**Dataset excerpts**
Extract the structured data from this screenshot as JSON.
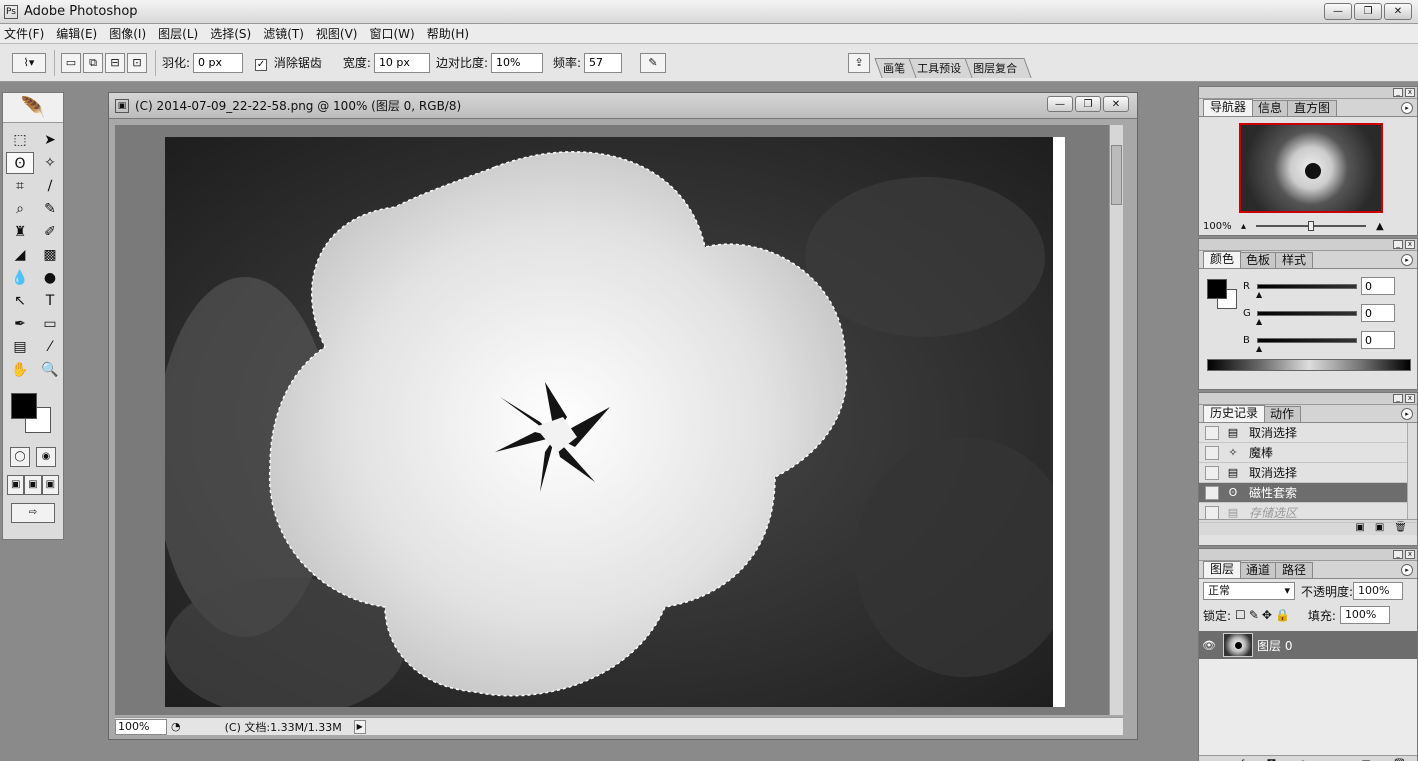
{
  "app": {
    "title": "Adobe Photoshop"
  },
  "window_controls": {
    "minimize": "—",
    "restore": "❐",
    "close": "✕"
  },
  "menu": [
    "文件(F)",
    "编辑(E)",
    "图像(I)",
    "图层(L)",
    "选择(S)",
    "滤镜(T)",
    "视图(V)",
    "窗口(W)",
    "帮助(H)"
  ],
  "options": {
    "feather_label": "羽化:",
    "feather_value": "0 px",
    "antialias_check": "✓",
    "antialias_label": "消除锯齿",
    "width_label": "宽度:",
    "width_value": "10 px",
    "contrast_label": "边对比度:",
    "contrast_value": "10%",
    "frequency_label": "频率:",
    "frequency_value": "57",
    "wells": [
      "画笔",
      "工具预设",
      "图层复合"
    ]
  },
  "document": {
    "title": "(C) 2014-07-09_22-22-58.png @ 100% (图层 0, RGB/8)",
    "zoom": "100%",
    "status": "(C) 文档:1.33M/1.33M"
  },
  "navigator": {
    "tabs": [
      "导航器",
      "信息",
      "直方图"
    ],
    "zoom": "100%"
  },
  "color": {
    "tabs": [
      "颜色",
      "色板",
      "样式"
    ],
    "r_label": "R",
    "r_value": "0",
    "g_label": "G",
    "g_value": "0",
    "b_label": "B",
    "b_value": "0"
  },
  "history": {
    "tabs": [
      "历史记录",
      "动作"
    ],
    "items": [
      "取消选择",
      "魔棒",
      "取消选择",
      "磁性套索",
      "存储选区"
    ]
  },
  "layers": {
    "tabs": [
      "图层",
      "通道",
      "路径"
    ],
    "blend_mode": "正常",
    "opacity_label": "不透明度:",
    "opacity_value": "100%",
    "lock_label": "锁定:",
    "fill_label": "填充:",
    "fill_value": "100%",
    "layer_name": "图层 0"
  },
  "colors": {
    "foreground": "#000000",
    "background": "#ffffff",
    "selection": "#6d6d6d"
  }
}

**GIVEN EXERCISE**
In the copy, include no pictures; restate the listing above exactly.

**FINISHED TASK**
Extract the structured data from this screenshot as JSON.
{
  "app": {
    "title": "Adobe Photoshop"
  },
  "window_controls": {
    "minimize": "—",
    "restore": "❐",
    "close": "✕"
  },
  "menu": [
    "文件(F)",
    "编辑(E)",
    "图像(I)",
    "图层(L)",
    "选择(S)",
    "滤镜(T)",
    "视图(V)",
    "窗口(W)",
    "帮助(H)"
  ],
  "options": {
    "feather_label": "羽化:",
    "feather_value": "0 px",
    "antialias_check": "✓",
    "antialias_label": "消除锯齿",
    "width_label": "宽度:",
    "width_value": "10 px",
    "contrast_label": "边对比度:",
    "contrast_value": "10%",
    "frequency_label": "频率:",
    "frequency_value": "57",
    "wells": [
      "画笔",
      "工具预设",
      "图层复合"
    ]
  },
  "document": {
    "title": "(C) 2014-07-09_22-22-58.png @ 100% (图层 0, RGB/8)",
    "zoom": "100%",
    "status": "(C) 文档:1.33M/1.33M"
  },
  "navigator": {
    "tabs": [
      "导航器",
      "信息",
      "直方图"
    ],
    "zoom": "100%"
  },
  "color": {
    "tabs": [
      "颜色",
      "色板",
      "样式"
    ],
    "r_label": "R",
    "r_value": "0",
    "g_label": "G",
    "g_value": "0",
    "b_label": "B",
    "b_value": "0"
  },
  "history": {
    "tabs": [
      "历史记录",
      "动作"
    ],
    "items": [
      "取消选择",
      "魔棒",
      "取消选择",
      "磁性套索",
      "存储选区"
    ]
  },
  "layers": {
    "tabs": [
      "图层",
      "通道",
      "路径"
    ],
    "blend_mode": "正常",
    "opacity_label": "不透明度:",
    "opacity_value": "100%",
    "lock_label": "锁定:",
    "fill_label": "填充:",
    "fill_value": "100%",
    "layer_name": "图层 0"
  },
  "colors": {
    "foreground": "#000000",
    "background": "#ffffff",
    "selection": "#6d6d6d"
  }
}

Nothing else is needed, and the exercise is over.